* **Task goal**: Reproduce the material in full, exactly as written.

* **Stored dataset items**:

——————————

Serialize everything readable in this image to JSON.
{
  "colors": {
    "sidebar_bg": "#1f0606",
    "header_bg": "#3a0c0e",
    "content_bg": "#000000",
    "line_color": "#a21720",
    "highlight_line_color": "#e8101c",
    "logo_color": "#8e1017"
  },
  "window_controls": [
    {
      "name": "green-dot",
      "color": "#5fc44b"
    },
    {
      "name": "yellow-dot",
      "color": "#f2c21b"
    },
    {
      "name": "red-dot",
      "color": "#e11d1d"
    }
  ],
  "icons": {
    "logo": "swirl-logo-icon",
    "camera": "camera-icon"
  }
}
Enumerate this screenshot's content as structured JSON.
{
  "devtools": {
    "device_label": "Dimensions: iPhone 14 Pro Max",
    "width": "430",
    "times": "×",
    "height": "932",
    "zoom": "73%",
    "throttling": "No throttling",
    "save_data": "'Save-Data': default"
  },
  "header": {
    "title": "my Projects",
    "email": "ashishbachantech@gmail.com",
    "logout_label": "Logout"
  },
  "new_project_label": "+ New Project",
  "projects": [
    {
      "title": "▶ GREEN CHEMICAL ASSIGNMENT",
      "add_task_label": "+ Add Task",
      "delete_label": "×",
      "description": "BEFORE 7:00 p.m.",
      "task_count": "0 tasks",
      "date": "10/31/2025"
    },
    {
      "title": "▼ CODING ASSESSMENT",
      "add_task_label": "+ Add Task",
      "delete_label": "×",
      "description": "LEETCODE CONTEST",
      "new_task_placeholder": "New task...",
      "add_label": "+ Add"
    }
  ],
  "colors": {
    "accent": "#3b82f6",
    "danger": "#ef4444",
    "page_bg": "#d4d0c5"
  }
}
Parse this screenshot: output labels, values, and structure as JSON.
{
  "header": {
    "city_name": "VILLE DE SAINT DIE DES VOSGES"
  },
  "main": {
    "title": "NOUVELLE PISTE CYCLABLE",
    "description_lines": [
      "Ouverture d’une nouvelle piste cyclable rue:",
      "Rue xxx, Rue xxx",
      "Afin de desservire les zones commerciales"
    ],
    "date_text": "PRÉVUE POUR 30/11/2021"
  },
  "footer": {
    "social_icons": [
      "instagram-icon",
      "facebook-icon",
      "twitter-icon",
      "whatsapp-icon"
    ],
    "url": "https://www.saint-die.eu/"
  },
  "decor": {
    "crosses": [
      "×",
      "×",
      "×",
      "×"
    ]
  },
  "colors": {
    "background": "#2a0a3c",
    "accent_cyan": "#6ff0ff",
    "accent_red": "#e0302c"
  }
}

——————————

* **Solution for this problem**:
Serialize everything readable in this image to JSON.
{
  "colors": {
    "sidebar_bg": "#1f0606",
    "header_bg": "#3a0c0e",
    "content_bg": "#000000",
    "line_color": "#a21720",
    "highlight_line_color": "#e8101c",
    "logo_color": "#8e1017"
  },
  "window_controls": [
    {
      "name": "green-dot",
      "color": "#5fc44b"
    },
    {
      "name": "yellow-dot",
      "color": "#f2c21b"
    },
    {
      "name": "red-dot",
      "color": "#e11d1d"
    }
  ],
  "icons": {
    "logo": "swirl-logo-icon",
    "camera": "camera-icon"
  }
}
Enumerate this screenshot's content as structured JSON.
{
  "devtools": {
    "device_label": "Dimensions: iPhone 14 Pro Max",
    "width": "430",
    "times": "×",
    "height": "932",
    "zoom": "73%",
    "throttling": "No throttling",
    "save_data": "'Save-Data': default"
  },
  "header": {
    "title": "my Projects",
    "email": "ashishbachantech@gmail.com",
    "logout_label": "Logout"
  },
  "new_project_label": "+ New Project",
  "projects": [
    {
      "title": "▶ GREEN CHEMICAL ASSIGNMENT",
      "add_task_label": "+ Add Task",
      "delete_label": "×",
      "description": "BEFORE 7:00 p.m.",
      "task_count": "0 tasks",
      "date": "10/31/2025"
    },
    {
      "title": "▼ CODING ASSESSMENT",
      "add_task_label": "+ Add Task",
      "delete_label": "×",
      "description": "LEETCODE CONTEST",
      "new_task_placeholder": "New task...",
      "add_label": "+ Add"
    }
  ],
  "colors": {
    "accent": "#3b82f6",
    "danger": "#ef4444",
    "page_bg": "#d4d0c5"
  }
}
Parse this screenshot: output labels, values, and structure as JSON.
{
  "header": {
    "city_name": "VILLE DE SAINT DIE DES VOSGES"
  },
  "main": {
    "title": "NOUVELLE PISTE CYCLABLE",
    "description_lines": [
      "Ouverture d’une nouvelle piste cyclable rue:",
      "Rue xxx, Rue xxx",
      "Afin de desservire les zones commerciales"
    ],
    "date_text": "PRÉVUE POUR 30/11/2021"
  },
  "footer": {
    "social_icons": [
      "instagram-icon",
      "facebook-icon",
      "twitter-icon",
      "whatsapp-icon"
    ],
    "url": "https://www.saint-die.eu/"
  },
  "decor": {
    "crosses": [
      "×",
      "×",
      "×",
      "×"
    ]
  },
  "colors": {
    "background": "#2a0a3c",
    "accent_cyan": "#6ff0ff",
    "accent_red": "#e0302c"
  }
}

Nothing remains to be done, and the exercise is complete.